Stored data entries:
..........

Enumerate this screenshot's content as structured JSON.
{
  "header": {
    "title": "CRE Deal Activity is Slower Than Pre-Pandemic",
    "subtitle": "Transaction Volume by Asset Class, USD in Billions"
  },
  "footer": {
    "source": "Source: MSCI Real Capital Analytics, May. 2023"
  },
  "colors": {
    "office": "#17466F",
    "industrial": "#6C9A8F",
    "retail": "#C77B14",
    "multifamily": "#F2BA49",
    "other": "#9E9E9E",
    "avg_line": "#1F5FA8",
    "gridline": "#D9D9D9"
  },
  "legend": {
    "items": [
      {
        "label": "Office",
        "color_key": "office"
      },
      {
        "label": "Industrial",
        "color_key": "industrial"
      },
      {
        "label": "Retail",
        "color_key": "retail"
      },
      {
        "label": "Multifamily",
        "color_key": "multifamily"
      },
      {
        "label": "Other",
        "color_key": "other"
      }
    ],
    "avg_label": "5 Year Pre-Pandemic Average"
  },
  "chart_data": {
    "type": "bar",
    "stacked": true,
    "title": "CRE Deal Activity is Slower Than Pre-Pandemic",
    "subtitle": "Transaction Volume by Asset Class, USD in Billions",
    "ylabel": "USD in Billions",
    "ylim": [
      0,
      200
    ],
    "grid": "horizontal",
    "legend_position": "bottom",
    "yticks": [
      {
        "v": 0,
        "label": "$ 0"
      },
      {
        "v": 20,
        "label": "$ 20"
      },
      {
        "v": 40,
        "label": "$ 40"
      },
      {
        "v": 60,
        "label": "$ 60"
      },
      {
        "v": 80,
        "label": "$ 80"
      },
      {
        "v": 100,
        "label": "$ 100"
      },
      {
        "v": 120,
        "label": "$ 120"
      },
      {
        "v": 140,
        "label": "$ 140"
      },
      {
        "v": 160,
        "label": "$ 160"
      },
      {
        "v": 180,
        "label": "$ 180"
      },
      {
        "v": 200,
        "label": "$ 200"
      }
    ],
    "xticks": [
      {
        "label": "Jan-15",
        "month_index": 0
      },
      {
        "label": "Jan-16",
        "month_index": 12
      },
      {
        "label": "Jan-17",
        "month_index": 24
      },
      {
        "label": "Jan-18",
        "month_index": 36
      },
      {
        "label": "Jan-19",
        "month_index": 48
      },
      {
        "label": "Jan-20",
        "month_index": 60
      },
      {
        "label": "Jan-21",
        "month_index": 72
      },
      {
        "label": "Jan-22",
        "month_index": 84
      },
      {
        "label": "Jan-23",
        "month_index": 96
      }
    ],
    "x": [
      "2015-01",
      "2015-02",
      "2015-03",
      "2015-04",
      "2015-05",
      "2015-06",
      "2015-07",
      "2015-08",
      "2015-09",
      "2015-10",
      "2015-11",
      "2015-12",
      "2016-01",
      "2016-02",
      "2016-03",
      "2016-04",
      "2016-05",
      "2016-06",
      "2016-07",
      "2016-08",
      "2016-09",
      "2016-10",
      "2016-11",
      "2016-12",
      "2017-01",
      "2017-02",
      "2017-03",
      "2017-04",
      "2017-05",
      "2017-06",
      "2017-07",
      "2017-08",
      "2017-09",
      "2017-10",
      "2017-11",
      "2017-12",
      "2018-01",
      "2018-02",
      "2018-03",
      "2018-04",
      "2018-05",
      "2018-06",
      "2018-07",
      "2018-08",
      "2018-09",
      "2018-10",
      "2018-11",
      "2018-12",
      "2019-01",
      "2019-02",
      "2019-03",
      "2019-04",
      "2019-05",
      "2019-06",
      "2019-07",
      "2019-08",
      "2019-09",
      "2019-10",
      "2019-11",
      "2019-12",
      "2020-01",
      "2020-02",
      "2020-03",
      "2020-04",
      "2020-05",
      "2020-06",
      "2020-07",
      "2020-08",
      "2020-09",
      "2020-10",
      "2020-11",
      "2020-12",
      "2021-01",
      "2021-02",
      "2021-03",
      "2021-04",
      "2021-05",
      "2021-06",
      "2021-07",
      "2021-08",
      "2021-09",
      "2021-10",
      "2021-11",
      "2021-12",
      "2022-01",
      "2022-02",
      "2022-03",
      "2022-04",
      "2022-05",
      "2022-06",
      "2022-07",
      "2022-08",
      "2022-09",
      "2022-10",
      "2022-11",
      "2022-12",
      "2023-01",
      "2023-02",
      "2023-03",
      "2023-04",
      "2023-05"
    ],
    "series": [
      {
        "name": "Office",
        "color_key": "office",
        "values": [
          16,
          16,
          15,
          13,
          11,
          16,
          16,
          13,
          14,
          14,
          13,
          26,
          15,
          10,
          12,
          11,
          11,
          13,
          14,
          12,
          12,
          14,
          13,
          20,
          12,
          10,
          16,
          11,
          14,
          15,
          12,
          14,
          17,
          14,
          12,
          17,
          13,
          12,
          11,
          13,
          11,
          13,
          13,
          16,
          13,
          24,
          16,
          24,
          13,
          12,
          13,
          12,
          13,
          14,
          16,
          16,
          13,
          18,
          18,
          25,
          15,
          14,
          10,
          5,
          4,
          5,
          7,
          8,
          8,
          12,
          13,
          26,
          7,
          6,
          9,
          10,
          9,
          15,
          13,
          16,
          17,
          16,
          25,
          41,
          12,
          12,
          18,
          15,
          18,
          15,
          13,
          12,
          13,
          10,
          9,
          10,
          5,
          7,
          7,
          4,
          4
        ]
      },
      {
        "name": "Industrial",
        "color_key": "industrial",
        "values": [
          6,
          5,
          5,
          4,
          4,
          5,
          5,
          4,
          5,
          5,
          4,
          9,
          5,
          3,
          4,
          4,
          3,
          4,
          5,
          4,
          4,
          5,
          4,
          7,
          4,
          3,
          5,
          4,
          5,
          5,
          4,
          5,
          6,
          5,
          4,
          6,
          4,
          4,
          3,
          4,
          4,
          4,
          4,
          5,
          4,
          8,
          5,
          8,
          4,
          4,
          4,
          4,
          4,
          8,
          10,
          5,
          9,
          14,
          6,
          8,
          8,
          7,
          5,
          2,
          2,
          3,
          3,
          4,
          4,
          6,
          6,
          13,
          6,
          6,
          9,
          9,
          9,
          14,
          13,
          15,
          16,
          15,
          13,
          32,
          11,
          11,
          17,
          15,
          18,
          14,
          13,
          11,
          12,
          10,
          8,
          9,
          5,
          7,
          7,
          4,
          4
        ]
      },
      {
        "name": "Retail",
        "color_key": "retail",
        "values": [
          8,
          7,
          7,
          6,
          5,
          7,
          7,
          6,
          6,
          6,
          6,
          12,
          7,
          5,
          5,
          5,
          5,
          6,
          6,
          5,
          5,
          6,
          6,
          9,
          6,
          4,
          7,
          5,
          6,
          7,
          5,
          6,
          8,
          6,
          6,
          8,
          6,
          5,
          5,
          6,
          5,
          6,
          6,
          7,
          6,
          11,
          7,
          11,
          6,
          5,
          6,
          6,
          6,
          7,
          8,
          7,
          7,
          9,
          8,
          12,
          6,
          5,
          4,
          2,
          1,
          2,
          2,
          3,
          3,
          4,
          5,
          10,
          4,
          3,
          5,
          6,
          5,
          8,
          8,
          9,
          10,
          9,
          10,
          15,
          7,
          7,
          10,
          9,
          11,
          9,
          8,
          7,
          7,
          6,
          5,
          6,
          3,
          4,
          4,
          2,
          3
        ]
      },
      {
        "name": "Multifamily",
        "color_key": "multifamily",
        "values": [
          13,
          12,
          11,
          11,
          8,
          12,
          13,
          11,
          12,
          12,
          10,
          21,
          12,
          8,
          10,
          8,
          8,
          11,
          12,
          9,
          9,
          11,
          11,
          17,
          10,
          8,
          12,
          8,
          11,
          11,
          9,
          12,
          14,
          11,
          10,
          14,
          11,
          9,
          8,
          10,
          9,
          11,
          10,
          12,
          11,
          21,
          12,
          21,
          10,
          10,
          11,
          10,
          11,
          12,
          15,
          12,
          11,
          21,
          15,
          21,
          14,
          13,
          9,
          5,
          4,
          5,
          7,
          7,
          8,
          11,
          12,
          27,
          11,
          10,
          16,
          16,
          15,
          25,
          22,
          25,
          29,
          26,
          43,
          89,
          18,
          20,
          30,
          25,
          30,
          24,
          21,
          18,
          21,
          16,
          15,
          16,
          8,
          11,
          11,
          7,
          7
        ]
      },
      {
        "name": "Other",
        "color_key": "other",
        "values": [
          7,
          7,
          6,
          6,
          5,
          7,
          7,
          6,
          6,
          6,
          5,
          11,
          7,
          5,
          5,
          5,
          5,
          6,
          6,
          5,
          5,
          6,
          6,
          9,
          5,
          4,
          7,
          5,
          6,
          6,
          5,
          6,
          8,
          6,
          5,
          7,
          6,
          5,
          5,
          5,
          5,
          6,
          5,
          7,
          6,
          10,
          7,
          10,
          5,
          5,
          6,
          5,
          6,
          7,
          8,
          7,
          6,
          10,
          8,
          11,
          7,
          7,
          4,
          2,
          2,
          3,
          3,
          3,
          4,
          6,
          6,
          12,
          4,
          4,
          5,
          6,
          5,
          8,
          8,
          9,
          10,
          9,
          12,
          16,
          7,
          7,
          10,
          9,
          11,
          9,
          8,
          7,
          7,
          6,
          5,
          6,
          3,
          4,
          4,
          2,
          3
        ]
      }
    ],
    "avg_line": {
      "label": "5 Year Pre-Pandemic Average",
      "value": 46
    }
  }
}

..........

▶ DIRECTIVE:
Gather every line containing the word "Transaction" and copy it.

▶ RIGHT ANSWER:
    "subtitle": "Transaction Volume by Asset Class, USD in Billions"
    "subtitle": "Transaction Volume by Asset Class, USD in Billions",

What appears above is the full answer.